======== TEXT PROVIDED
But the only clue she has to find him is a bird carved into the last place where anyone saw Thorne. As she starts a journey to find him, she learns the birds are a symbol for a secret group that’s made a home in the shadows. A group that even Xenith doesn’t know about, that the Remnants won’t talk about, and that Neely feels may have a plan of their own — and that plan may involve her.”

I’ve read it early and it is AMAZING, guys.  You need this book.

Vanishing Girls

Finished Vanishing Girls by Lauren Oliver.  I received a copy for review from the publisher.

Summary (from Goodreads):

Dara and Nick used to be inseparable, but that was before the accident that left Dara’s beautiful face scarred and the two sisters totally estranged. When Dara vanishes on her birthday, Nick thinks Dara is just playing around. But another girl, nine-year-old Madeline Snow, has vanished, too, and Nick becomes increasingly convinced that the two disappearances are linked. Now Nick has to find her sister, before it’s too late.

In this edgy and compelling novel, Lauren Oliver creates a world of intrigue, loss, and suspicion as two sisters search to find themselves, and each other.”
================
======== SOURCE DATA
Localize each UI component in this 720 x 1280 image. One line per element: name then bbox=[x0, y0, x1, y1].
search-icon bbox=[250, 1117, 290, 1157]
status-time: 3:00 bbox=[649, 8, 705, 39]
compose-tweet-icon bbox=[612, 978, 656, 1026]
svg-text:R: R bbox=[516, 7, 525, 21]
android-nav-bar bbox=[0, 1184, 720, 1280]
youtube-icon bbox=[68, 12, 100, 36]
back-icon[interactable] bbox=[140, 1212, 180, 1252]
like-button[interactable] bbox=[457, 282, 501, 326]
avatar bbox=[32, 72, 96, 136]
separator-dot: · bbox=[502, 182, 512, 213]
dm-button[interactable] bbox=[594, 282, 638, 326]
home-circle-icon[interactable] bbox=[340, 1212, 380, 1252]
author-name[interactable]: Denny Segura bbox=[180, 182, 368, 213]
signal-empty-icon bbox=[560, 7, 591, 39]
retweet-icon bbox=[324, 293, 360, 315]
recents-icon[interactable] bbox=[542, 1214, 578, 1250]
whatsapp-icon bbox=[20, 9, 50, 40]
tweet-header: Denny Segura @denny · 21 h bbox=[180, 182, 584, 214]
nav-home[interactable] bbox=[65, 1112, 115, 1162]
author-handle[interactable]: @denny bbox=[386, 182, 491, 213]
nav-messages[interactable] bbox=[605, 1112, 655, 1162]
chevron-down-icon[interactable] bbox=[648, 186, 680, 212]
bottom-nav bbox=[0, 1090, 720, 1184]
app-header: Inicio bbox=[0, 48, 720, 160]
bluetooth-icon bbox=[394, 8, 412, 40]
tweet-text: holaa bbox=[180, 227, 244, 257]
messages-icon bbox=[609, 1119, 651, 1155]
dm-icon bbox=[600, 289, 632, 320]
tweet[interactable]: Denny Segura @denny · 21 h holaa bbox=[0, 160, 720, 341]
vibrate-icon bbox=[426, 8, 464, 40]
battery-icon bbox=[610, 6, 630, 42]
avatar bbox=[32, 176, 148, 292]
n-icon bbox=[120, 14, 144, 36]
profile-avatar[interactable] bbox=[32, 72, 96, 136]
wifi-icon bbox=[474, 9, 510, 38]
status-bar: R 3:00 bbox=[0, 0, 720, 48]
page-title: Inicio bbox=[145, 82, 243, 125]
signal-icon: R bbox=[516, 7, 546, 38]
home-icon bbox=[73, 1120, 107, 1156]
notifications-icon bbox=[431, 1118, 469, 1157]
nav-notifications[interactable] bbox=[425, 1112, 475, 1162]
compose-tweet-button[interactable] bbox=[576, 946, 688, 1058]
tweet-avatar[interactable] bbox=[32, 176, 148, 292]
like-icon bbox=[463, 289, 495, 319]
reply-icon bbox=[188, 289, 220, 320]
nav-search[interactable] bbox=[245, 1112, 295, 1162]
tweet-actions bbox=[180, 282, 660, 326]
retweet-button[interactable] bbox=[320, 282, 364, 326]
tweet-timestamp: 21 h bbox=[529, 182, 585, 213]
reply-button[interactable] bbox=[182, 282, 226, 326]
================
**EXERCISES TO COMPLETE:**
1 > In the book-review text, what happens on Dara's birthday?
2 > Continue the book-review text from where it stops.

**EXERCISE RESPONSES:**
1 > Dara vanishes.

2 >
I’ve loved the Lauren Oliver books I’ve read, but I’ve also managed to miss quite a few.  I’m hoping to catch up on the other two soon.

I was immediately captivated by this story and its subplots.  Obviously I wanted to know if Dara and Nick would be able to overcome their estrangement and be sisters again, but I also wanted to know if we would find out what happened to the little girl, and whether she was alive or dead.  (I also was curious about whether the two stories really were linked, because sometimes a lot of bad things just happen in a row and for no good reason.)

This is the kind of book that you should read immediately.  There are two reasons for this.  First, the book is amazing and why would you want to hold off on reading an amazing book?

And the second is that people are going to be talking about this book and you don’t want any of the chatter to affect your enjoyment of this book.

Highly recommneded.


Finished Duplicity by N.K. Traver.  I received a copy from the publisher for review.

Summary (from Goodreads):

A computer-hacking teen. The girl who wants to save him. And a rogue mirror reflection that might be the death of them both.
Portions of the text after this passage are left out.